> _Stated problem_
Extract every entry word for word. Skip the pictures.

> _Records for processing_
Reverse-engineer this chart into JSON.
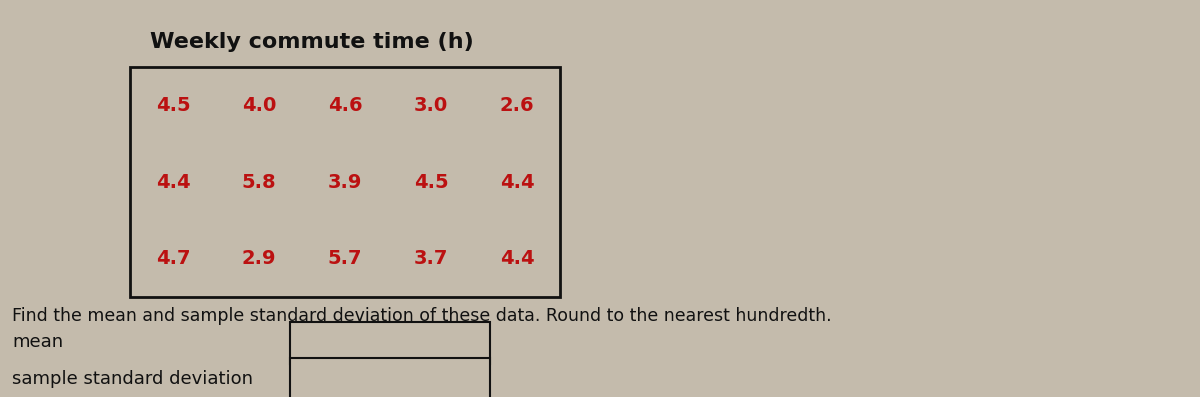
{
  "title": "Weekly commute time (h)",
  "table_data": [
    [
      "4.5",
      "4.0",
      "4.6",
      "3.0",
      "2.6"
    ],
    [
      "4.4",
      "5.8",
      "3.9",
      "4.5",
      "4.4"
    ],
    [
      "4.7",
      "2.9",
      "5.7",
      "3.7",
      "4.4"
    ]
  ],
  "instruction_text": "Find the mean and sample standard deviation of these data. Round to the nearest hundredth.",
  "label_mean": "mean",
  "label_std": "sample standard deviation",
  "bg_color": "#c4bbac",
  "table_text_color": "#bb1111",
  "title_color": "#111111",
  "body_text_color": "#111111",
  "table_bg_color": "#c4bbac",
  "table_border_color": "#111111",
  "box_fill_color": "#c4bbac",
  "box_edge_color": "#111111",
  "title_fontsize": 16,
  "table_fontsize": 14,
  "body_fontsize": 12.5,
  "label_fontsize": 13
}
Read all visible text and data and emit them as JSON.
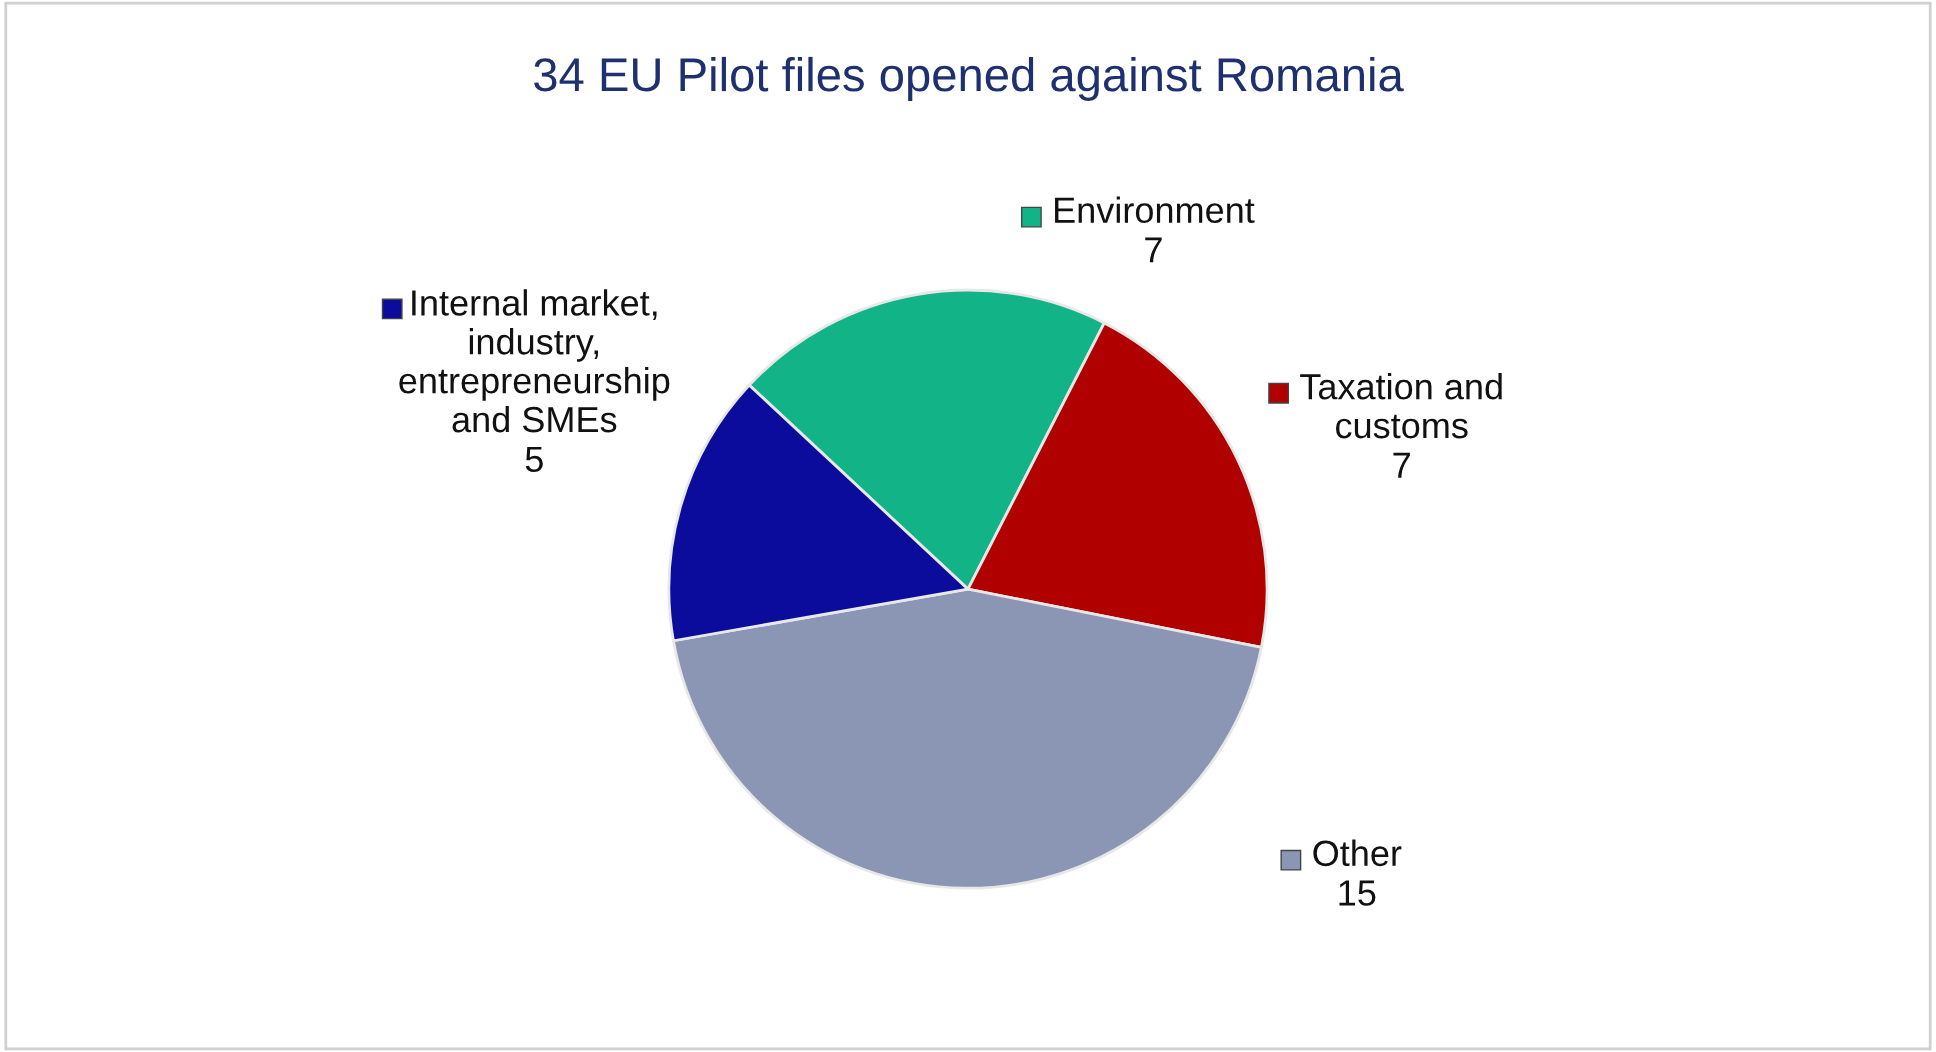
{
  "chart_data": {
    "type": "pie",
    "title": "34 EU Pilot files opened against Romania",
    "categories": [
      "Environment",
      "Taxation and\ncustoms",
      "Other",
      "Internal market,\nindustry,\nentrepreneurship\nand SMEs"
    ],
    "values": [
      7,
      7,
      15,
      5
    ],
    "colors": [
      "#12b386",
      "#b00000",
      "#8a96b4",
      "#0c0c9c"
    ],
    "data_labels": true,
    "legend": "center"
  }
}
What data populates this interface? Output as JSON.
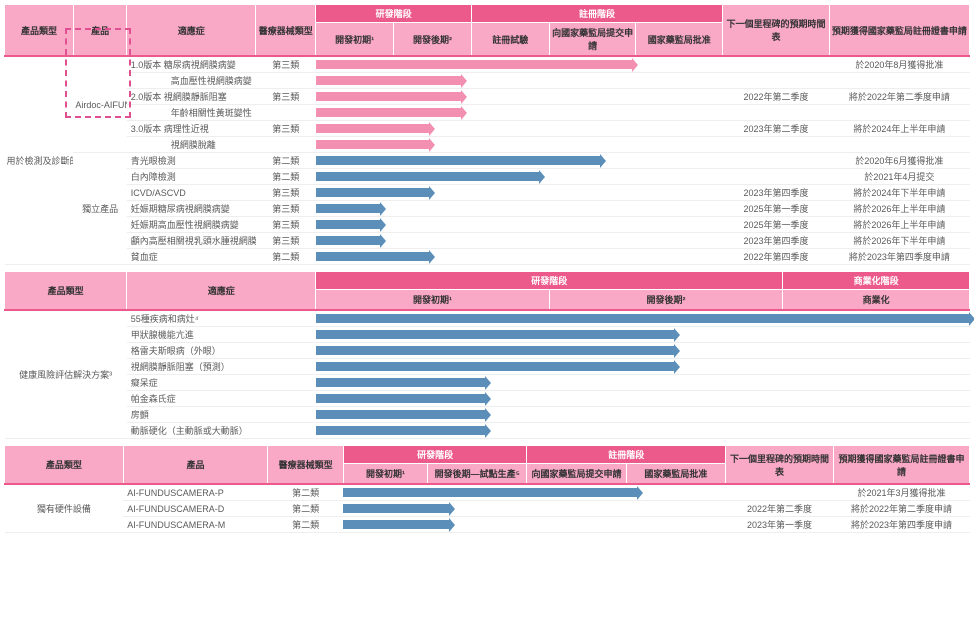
{
  "colors": {
    "hdr_light": "#f9a8c5",
    "hdr_dark": "#ec5a8c",
    "pink": "#f38fb0",
    "blue": "#5b8fb9",
    "border": "#eee",
    "text": "#5a5a5a",
    "dash": "#e05090"
  },
  "section1": {
    "headers": {
      "product_type": "產品類型",
      "product": "產品",
      "indication": "適應症",
      "device_class": "醫療器械類型",
      "rd_stage": "研發階段",
      "dev_early": "開發初期¹",
      "dev_late": "開發後期²",
      "reg_stage": "註冊階段",
      "reg_trial": "註冊試驗",
      "reg_submit": "向國家藥監局提交申請",
      "reg_approve": "國家藥監局批准",
      "next_milestone": "下一個里程碑的預期時間表",
      "expected_reg": "預期獲得國家藥監局註冊證書申請"
    },
    "cat1": "用於檢測及診斷的SaMD",
    "cat2": "獨立產品",
    "prod": "Airdoc-AIFUNDUS",
    "versions": [
      "1.0版本",
      "2.0版本",
      "3.0版本"
    ],
    "rows": [
      {
        "ind": "糖尿病視網膜病變",
        "cls": "第三類",
        "color": "pink",
        "len": 78,
        "ms": "",
        "reg": "於2020年8月獲得批准"
      },
      {
        "ind": "高血壓性視網膜病變",
        "cls": "",
        "color": "pink",
        "len": 36,
        "ms": "",
        "reg": ""
      },
      {
        "ind": "視網膜靜脈阻塞",
        "cls": "第三類",
        "color": "pink",
        "len": 36,
        "ms": "2022年第二季度",
        "reg": "將於2022年第二季度申請"
      },
      {
        "ind": "年齡相關性黃斑變性",
        "cls": "",
        "color": "pink",
        "len": 36,
        "ms": "",
        "reg": ""
      },
      {
        "ind": "病理性近視",
        "cls": "第三類",
        "color": "pink",
        "len": 28,
        "ms": "2023年第二季度",
        "reg": "將於2024年上半年申請"
      },
      {
        "ind": "視網膜脫離",
        "cls": "",
        "color": "pink",
        "len": 28,
        "ms": "",
        "reg": ""
      },
      {
        "ind": "青光眼檢測",
        "cls": "第二類",
        "color": "blue",
        "len": 70,
        "ms": "",
        "reg": "於2020年6月獲得批准"
      },
      {
        "ind": "白內障檢測",
        "cls": "第二類",
        "color": "blue",
        "len": 55,
        "ms": "",
        "reg": "於2021年4月提交"
      },
      {
        "ind": "ICVD/ASCVD",
        "cls": "第三類",
        "color": "blue",
        "len": 28,
        "ms": "2023年第四季度",
        "reg": "將於2024年下半年申請"
      },
      {
        "ind": "妊娠期糖尿病視網膜病變",
        "cls": "第三類",
        "color": "blue",
        "len": 16,
        "ms": "2025年第一季度",
        "reg": "將於2026年上半年申請"
      },
      {
        "ind": "妊娠期高血壓性視網膜病變",
        "cls": "第三類",
        "color": "blue",
        "len": 16,
        "ms": "2025年第一季度",
        "reg": "將於2026年上半年申請"
      },
      {
        "ind": "顱內高壓相關視乳頭水腫視網膜病變",
        "cls": "第三類",
        "color": "blue",
        "len": 16,
        "ms": "2023年第四季度",
        "reg": "將於2026年下半年申請"
      },
      {
        "ind": "貧血症",
        "cls": "第二類",
        "color": "blue",
        "len": 28,
        "ms": "2022年第四季度",
        "reg": "將於2023年第四季度申請"
      }
    ]
  },
  "section2": {
    "headers": {
      "product_type": "產品類型",
      "indication": "適應症",
      "rd_stage": "研發階段",
      "commercial_stage": "商業化階段",
      "dev_early": "開發初期¹",
      "dev_late": "開發後期²",
      "commercial": "商業化"
    },
    "cat": "健康風險評估解決方案³",
    "rows": [
      {
        "ind": "55種疾病和病灶⁴",
        "len": 100
      },
      {
        "ind": "甲狀腺機能亢進",
        "len": 55
      },
      {
        "ind": "格雷夫斯眼病（外眼）",
        "len": 55
      },
      {
        "ind": "視網膜靜脈阻塞（預測）",
        "len": 55
      },
      {
        "ind": "癡呆症",
        "len": 26
      },
      {
        "ind": "帕金森氏症",
        "len": 26
      },
      {
        "ind": "房顫",
        "len": 26
      },
      {
        "ind": "動脈硬化（主動脈或大動脈）",
        "len": 26
      }
    ]
  },
  "section3": {
    "headers": {
      "product_type": "產品類型",
      "product": "產品",
      "device_class": "醫療器械類型",
      "rd_stage": "研發階段",
      "dev_early": "開發初期¹",
      "dev_late": "開發後期—試點生產⁵",
      "reg_stage": "註冊階段",
      "reg_submit": "向國家藥監局提交申請",
      "reg_approve": "國家藥監局批准",
      "next_milestone": "下一個里程碑的預期時間表",
      "expected_reg": "預期獲得國家藥監局註冊證書申請"
    },
    "cat": "獨有硬件設備",
    "rows": [
      {
        "prod": "AI-FUNDUSCAMERA-P",
        "cls": "第二類",
        "len": 77,
        "ms": "",
        "reg": "於2021年3月獲得批准"
      },
      {
        "prod": "AI-FUNDUSCAMERA-D",
        "cls": "第二類",
        "len": 28,
        "ms": "2022年第二季度",
        "reg": "將於2022年第二季度申請"
      },
      {
        "prod": "AI-FUNDUSCAMERA-M",
        "cls": "第二類",
        "len": 28,
        "ms": "2023年第一季度",
        "reg": "將於2023年第四季度申請"
      }
    ]
  }
}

> _Response to the task_
Reverse-engineer this chart into JSON.
{
  "title": "Weekly commute time (h)",
  "table_data": [
    [
      "4.5",
      "4.0",
      "4.6",
      "3.0",
      "2.6"
    ],
    [
      "4.4",
      "5.8",
      "3.9",
      "4.5",
      "4.4"
    ],
    [
      "4.7",
      "2.9",
      "5.7",
      "3.7",
      "4.4"
    ]
  ],
  "instruction_text": "Find the mean and sample standard deviation of these data. Round to the nearest hundredth.",
  "label_mean": "mean",
  "label_std": "sample standard deviation",
  "bg_color": "#c4bbac",
  "table_text_color": "#bb1111",
  "title_color": "#111111",
  "body_text_color": "#111111",
  "table_bg_color": "#c4bbac",
  "table_border_color": "#111111",
  "box_fill_color": "#c4bbac",
  "box_edge_color": "#111111",
  "title_fontsize": 16,
  "table_fontsize": 14,
  "body_fontsize": 12.5,
  "label_fontsize": 13
}
Read all visible text and data and emit them as JSON.
{
  "chart_data": {
    "type": "pie",
    "title": "34 EU Pilot files opened against Romania",
    "categories": [
      "Environment",
      "Taxation and\ncustoms",
      "Other",
      "Internal market,\nindustry,\nentrepreneurship\nand SMEs"
    ],
    "values": [
      7,
      7,
      15,
      5
    ],
    "colors": [
      "#12b386",
      "#b00000",
      "#8a96b4",
      "#0c0c9c"
    ],
    "data_labels": true,
    "legend": "center"
  }
}
What data populates this interface? Output as JSON.
{
  "colors": {
    "hdr_light": "#f9a8c5",
    "hdr_dark": "#ec5a8c",
    "pink": "#f38fb0",
    "blue": "#5b8fb9",
    "border": "#eee",
    "text": "#5a5a5a",
    "dash": "#e05090"
  },
  "section1": {
    "headers": {
      "product_type": "產品類型",
      "product": "產品",
      "indication": "適應症",
      "device_class": "醫療器械類型",
      "rd_stage": "研發階段",
      "dev_early": "開發初期¹",
      "dev_late": "開發後期²",
      "reg_stage": "註冊階段",
      "reg_trial": "註冊試驗",
      "reg_submit": "向國家藥監局提交申請",
      "reg_approve": "國家藥監局批准",
      "next_milestone": "下一個里程碑的預期時間表",
      "expected_reg": "預期獲得國家藥監局註冊證書申請"
    },
    "cat1": "用於檢測及診斷的SaMD",
    "cat2": "獨立產品",
    "prod": "Airdoc-AIFUNDUS",
    "versions": [
      "1.0版本",
      "2.0版本",
      "3.0版本"
    ],
    "rows": [
      {
        "ind": "糖尿病視網膜病變",
        "cls": "第三類",
        "color": "pink",
        "len": 78,
        "ms": "",
        "reg": "於2020年8月獲得批准"
      },
      {
        "ind": "高血壓性視網膜病變",
        "cls": "",
        "color": "pink",
        "len": 36,
        "ms": "",
        "reg": ""
      },
      {
        "ind": "視網膜靜脈阻塞",
        "cls": "第三類",
        "color": "pink",
        "len": 36,
        "ms": "2022年第二季度",
        "reg": "將於2022年第二季度申請"
      },
      {
        "ind": "年齡相關性黃斑變性",
        "cls": "",
        "color": "pink",
        "len": 36,
        "ms": "",
        "reg": ""
      },
      {
        "ind": "病理性近視",
        "cls": "第三類",
        "color": "pink",
        "len": 28,
        "ms": "2023年第二季度",
        "reg": "將於2024年上半年申請"
      },
      {
        "ind": "視網膜脫離",
        "cls": "",
        "color": "pink",
        "len": 28,
        "ms": "",
        "reg": ""
      },
      {
        "ind": "青光眼檢測",
        "cls": "第二類",
        "color": "blue",
        "len": 70,
        "ms": "",
        "reg": "於2020年6月獲得批准"
      },
      {
        "ind": "白內障檢測",
        "cls": "第二類",
        "color": "blue",
        "len": 55,
        "ms": "",
        "reg": "於2021年4月提交"
      },
      {
        "ind": "ICVD/ASCVD",
        "cls": "第三類",
        "color": "blue",
        "len": 28,
        "ms": "2023年第四季度",
        "reg": "將於2024年下半年申請"
      },
      {
        "ind": "妊娠期糖尿病視網膜病變",
        "cls": "第三類",
        "color": "blue",
        "len": 16,
        "ms": "2025年第一季度",
        "reg": "將於2026年上半年申請"
      },
      {
        "ind": "妊娠期高血壓性視網膜病變",
        "cls": "第三類",
        "color": "blue",
        "len": 16,
        "ms": "2025年第一季度",
        "reg": "將於2026年上半年申請"
      },
      {
        "ind": "顱內高壓相關視乳頭水腫視網膜病變",
        "cls": "第三類",
        "color": "blue",
        "len": 16,
        "ms": "2023年第四季度",
        "reg": "將於2026年下半年申請"
      },
      {
        "ind": "貧血症",
        "cls": "第二類",
        "color": "blue",
        "len": 28,
        "ms": "2022年第四季度",
        "reg": "將於2023年第四季度申請"
      }
    ]
  },
  "section2": {
    "headers": {
      "product_type": "產品類型",
      "indication": "適應症",
      "rd_stage": "研發階段",
      "commercial_stage": "商業化階段",
      "dev_early": "開發初期¹",
      "dev_late": "開發後期²",
      "commercial": "商業化"
    },
    "cat": "健康風險評估解決方案³",
    "rows": [
      {
        "ind": "55種疾病和病灶⁴",
        "len": 100
      },
      {
        "ind": "甲狀腺機能亢進",
        "len": 55
      },
      {
        "ind": "格雷夫斯眼病（外眼）",
        "len": 55
      },
      {
        "ind": "視網膜靜脈阻塞（預測）",
        "len": 55
      },
      {
        "ind": "癡呆症",
        "len": 26
      },
      {
        "ind": "帕金森氏症",
        "len": 26
      },
      {
        "ind": "房顫",
        "len": 26
      },
      {
        "ind": "動脈硬化（主動脈或大動脈）",
        "len": 26
      }
    ]
  },
  "section3": {
    "headers": {
      "product_type": "產品類型",
      "product": "產品",
      "device_class": "醫療器械類型",
      "rd_stage": "研發階段",
      "dev_early": "開發初期¹",
      "dev_late": "開發後期—試點生產⁵",
      "reg_stage": "註冊階段",
      "reg_submit": "向國家藥監局提交申請",
      "reg_approve": "國家藥監局批准",
      "next_milestone": "下一個里程碑的預期時間表",
      "expected_reg": "預期獲得國家藥監局註冊證書申請"
    },
    "cat": "獨有硬件設備",
    "rows": [
      {
        "prod": "AI-FUNDUSCAMERA-P",
        "cls": "第二類",
        "len": 77,
        "ms": "",
        "reg": "於2021年3月獲得批准"
      },
      {
        "prod": "AI-FUNDUSCAMERA-D",
        "cls": "第二類",
        "len": 28,
        "ms": "2022年第二季度",
        "reg": "將於2022年第二季度申請"
      },
      {
        "prod": "AI-FUNDUSCAMERA-M",
        "cls": "第二類",
        "len": 28,
        "ms": "2023年第一季度",
        "reg": "將於2023年第四季度申請"
      }
    ]
  }
}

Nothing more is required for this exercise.